List every section title that appears under "What is in this article?" in the article on HEPA vacuum filters below.

■ Document segment
****************************************

What is in this article?:
- HEPA Help
- Is it or isn't it?
- Selection and maintenance
Poor indoor air quality in school facilities can detract from the health and productivity of students, teachers and other employees. Asthma — often triggered or aggravated by dust — is the No. 1 cause of chronic absenteeism in schools.
Using vacuum cleaners equipped with HEPA filters to clean education institutions can help school maintenance workers combat indoor air quality problems. The filters, which capture particles through layering and brain-like folds or corrugations, enable vacuum cleaners to keep dust inside the machine rather than spreading it throughout the indoor environment.
HEPA has not been without its critics, however. They are far more expensive than standard filters, and because of the finer mesh and greater resistance to airflow, they may reduce a vacuum cleaner's suction and performance. In many uncontrolled and non-critical environments, the benefits of HEPA filtration are negated by particles entering the air from other sources, such as an open door or window.

****************************************

[Extracted data entries]
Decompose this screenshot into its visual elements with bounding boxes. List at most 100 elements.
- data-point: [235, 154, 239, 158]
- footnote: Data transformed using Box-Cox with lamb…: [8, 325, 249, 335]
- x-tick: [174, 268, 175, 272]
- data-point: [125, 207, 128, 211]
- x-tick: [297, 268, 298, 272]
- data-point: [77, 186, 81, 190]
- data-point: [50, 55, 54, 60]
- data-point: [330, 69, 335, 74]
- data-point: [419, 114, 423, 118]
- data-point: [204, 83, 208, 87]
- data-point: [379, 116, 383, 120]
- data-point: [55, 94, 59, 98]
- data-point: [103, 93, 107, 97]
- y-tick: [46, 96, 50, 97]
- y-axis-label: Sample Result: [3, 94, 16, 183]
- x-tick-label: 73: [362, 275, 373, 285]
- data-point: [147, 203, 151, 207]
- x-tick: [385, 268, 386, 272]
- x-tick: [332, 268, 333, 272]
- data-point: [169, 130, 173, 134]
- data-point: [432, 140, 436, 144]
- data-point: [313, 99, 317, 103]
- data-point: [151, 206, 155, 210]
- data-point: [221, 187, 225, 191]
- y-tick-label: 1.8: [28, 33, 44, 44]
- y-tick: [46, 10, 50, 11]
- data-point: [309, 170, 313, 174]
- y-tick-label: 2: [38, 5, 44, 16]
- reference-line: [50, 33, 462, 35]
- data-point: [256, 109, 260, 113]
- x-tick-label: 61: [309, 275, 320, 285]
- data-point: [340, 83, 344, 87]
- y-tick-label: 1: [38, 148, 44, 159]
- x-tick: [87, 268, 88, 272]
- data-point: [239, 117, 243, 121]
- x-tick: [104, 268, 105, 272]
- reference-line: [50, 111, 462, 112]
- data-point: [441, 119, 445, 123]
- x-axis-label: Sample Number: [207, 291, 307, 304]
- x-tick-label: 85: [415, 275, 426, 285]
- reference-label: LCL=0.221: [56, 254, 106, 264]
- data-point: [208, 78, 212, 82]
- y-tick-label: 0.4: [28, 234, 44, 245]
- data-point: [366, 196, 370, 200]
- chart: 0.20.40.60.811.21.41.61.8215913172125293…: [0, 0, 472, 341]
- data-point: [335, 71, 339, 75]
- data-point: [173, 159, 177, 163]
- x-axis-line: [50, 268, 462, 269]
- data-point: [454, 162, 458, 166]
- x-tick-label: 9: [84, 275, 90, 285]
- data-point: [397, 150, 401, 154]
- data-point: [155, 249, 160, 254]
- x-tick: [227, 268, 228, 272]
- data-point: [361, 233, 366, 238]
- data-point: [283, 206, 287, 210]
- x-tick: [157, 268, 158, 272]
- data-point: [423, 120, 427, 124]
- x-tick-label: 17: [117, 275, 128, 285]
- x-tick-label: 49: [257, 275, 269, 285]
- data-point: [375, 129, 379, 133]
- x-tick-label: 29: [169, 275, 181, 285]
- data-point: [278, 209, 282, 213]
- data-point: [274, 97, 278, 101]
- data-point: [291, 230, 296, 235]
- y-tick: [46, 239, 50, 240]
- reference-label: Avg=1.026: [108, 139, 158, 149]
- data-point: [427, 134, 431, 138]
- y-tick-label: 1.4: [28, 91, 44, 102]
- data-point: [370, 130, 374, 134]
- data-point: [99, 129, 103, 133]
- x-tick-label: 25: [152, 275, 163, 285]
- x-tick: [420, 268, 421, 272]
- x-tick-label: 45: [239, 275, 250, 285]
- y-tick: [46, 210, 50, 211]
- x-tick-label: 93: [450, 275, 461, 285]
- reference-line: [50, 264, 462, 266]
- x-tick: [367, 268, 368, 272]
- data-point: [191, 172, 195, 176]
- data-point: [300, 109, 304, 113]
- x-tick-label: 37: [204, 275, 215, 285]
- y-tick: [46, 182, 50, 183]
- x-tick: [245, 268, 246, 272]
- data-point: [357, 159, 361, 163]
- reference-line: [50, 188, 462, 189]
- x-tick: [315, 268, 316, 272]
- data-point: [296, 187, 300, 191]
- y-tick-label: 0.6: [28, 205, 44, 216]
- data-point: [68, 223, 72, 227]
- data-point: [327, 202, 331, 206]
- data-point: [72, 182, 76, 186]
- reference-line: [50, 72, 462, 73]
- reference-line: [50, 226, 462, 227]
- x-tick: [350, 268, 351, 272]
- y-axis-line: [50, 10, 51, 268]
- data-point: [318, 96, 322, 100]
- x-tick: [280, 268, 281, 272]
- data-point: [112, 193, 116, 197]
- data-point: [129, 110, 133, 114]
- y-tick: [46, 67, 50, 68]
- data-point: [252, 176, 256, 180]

****************************************

■ Task answer
- HEPA Help
- Is it or isn't it?
- Selection and maintenance